▶ **Listed records**:
★ ★ ★
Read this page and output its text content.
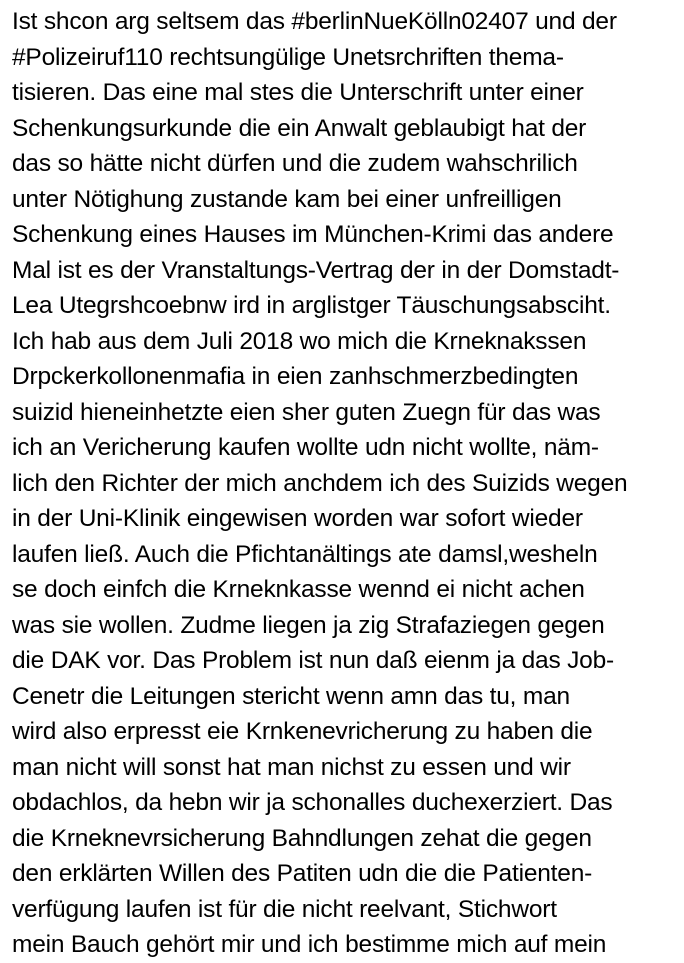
Ist shcon arg seltsem das #berlinNueKölln02407 und der
#Polizeiruf110 rechtsungülige Unetsrchriften thema-
tisieren. Das eine mal stes die Unterschrift unter einer
Schenkungsurkunde die ein Anwalt geblaubigt hat der
das so hätte nicht dürfen und die zudem wahschrilich
unter Nötighung zustande kam bei einer unfreilligen
Schenkung eines Hauses im München-Krimi das andere
Mal ist es der Vranstaltungs-Vertrag der in der Domstadt-
Lea Utegrshcoebnw ird in arglistger Täuschungsabsciht.
Ich hab aus dem Juli 2018 wo mich die Krneknakssen
Drpckerkollonenmafia in eien zanhschmerzbedingten
suizid hieneinhetzte eien sher guten Zuegn für das was
ich an Vericherung kaufen wollte udn nicht wollte, näm-
lich den Richter der mich anchdem ich des Suizids wegen
in der Uni-Klinik eingewisen worden war sofort wieder
laufen ließ. Auch die Pfichtanältings ate damsl,wesheln
se doch einfch die Krneknkasse wennd ei nicht achen
was sie wollen. Zudme liegen ja zig Strafaziegen gegen
die DAK vor. Das Problem ist nun daß eienm ja das Job-
Cenetr die Leitungen stericht wenn amn das tu, man
wird also erpresst eie Krnkenevricherung zu haben die
man nicht will sonst hat man nichst zu essen und wir
obdachlos, da hebn wir ja schonalles duchexerziert. Das
die Krneknevrsicherung Bahndlungen zehat die gegen
den erklärten Willen des Patiten udn die die Patienten-
verfügung laufen ist für die nicht reelvant, Stichwort
mein Bauch gehört mir und ich bestimme mich auf mein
★ ★ ★
▶ **Problem to solve**: Transcribe the complete set of entries verbatim. No pictures belong in the copy.

▶ **Exercise answer**:
Read this page and output its text content.
Ist shcon arg seltsem das #berlinNueKölln02407 und der
#Polizeiruf110 rechtsungülige Unetsrchriften thema-
tisieren. Das eine mal stes die Unterschrift unter einer
Schenkungsurkunde die ein Anwalt geblaubigt hat der
das so hätte nicht dürfen und die zudem wahschrilich
unter Nötighung zustande kam bei einer unfreilligen
Schenkung eines Hauses im München-Krimi das andere
Mal ist es der Vranstaltungs-Vertrag der in der Domstadt-
Lea Utegrshcoebnw ird in arglistger Täuschungsabsciht.
Ich hab aus dem Juli 2018 wo mich die Krneknakssen
Drpckerkollonenmafia in eien zanhschmerzbedingten
suizid hieneinhetzte eien sher guten Zuegn für das was
ich an Vericherung kaufen wollte udn nicht wollte, näm-
lich den Richter der mich anchdem ich des Suizids wegen
in der Uni-Klinik eingewisen worden war sofort wieder
laufen ließ. Auch die Pfichtanältings ate damsl,wesheln
se doch einfch die Krneknkasse wennd ei nicht achen
was sie wollen. Zudme liegen ja zig Strafaziegen gegen
die DAK vor. Das Problem ist nun daß eienm ja das Job-
Cenetr die Leitungen stericht wenn amn das tu, man
wird also erpresst eie Krnkenevricherung zu haben die
man nicht will sonst hat man nichst zu essen und wir
obdachlos, da hebn wir ja schonalles duchexerziert. Das
die Krneknevrsicherung Bahndlungen zehat die gegen
den erklärten Willen des Patiten udn die die Patienten-
verfügung laufen ist für die nicht reelvant, Stichwort
mein Bauch gehört mir und ich bestimme mich auf mein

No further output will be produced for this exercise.